--- TASK REQUIREMENTS ---
Retype the material in full, keeping every word the same.

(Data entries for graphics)
>>>

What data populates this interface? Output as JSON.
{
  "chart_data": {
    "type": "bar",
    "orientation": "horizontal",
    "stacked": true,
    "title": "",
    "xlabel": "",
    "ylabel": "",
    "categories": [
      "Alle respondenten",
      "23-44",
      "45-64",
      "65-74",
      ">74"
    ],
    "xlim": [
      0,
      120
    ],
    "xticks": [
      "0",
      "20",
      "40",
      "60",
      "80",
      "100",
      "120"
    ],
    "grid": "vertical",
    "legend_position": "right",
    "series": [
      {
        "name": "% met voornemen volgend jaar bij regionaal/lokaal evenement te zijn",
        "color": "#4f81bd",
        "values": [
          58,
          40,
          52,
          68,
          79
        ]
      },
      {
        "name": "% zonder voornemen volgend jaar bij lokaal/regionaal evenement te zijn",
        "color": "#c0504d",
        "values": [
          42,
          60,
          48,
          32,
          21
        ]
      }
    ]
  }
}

<<<

--- CORRECT RESPONSE ---
What data populates this interface? Output as JSON.
{
  "chart_data": {
    "type": "bar",
    "orientation": "horizontal",
    "stacked": true,
    "title": "",
    "xlabel": "",
    "ylabel": "",
    "categories": [
      "Alle respondenten",
      "23-44",
      "45-64",
      "65-74",
      ">74"
    ],
    "xlim": [
      0,
      120
    ],
    "xticks": [
      "0",
      "20",
      "40",
      "60",
      "80",
      "100",
      "120"
    ],
    "grid": "vertical",
    "legend_position": "right",
    "series": [
      {
        "name": "% met voornemen volgend jaar bij regionaal/lokaal evenement te zijn",
        "color": "#4f81bd",
        "values": [
          58,
          40,
          52,
          68,
          79
        ]
      },
      {
        "name": "% zonder voornemen volgend jaar bij lokaal/regionaal evenement te zijn",
        "color": "#c0504d",
        "values": [
          42,
          60,
          48,
          32,
          21
        ]
      }
    ]
  }
}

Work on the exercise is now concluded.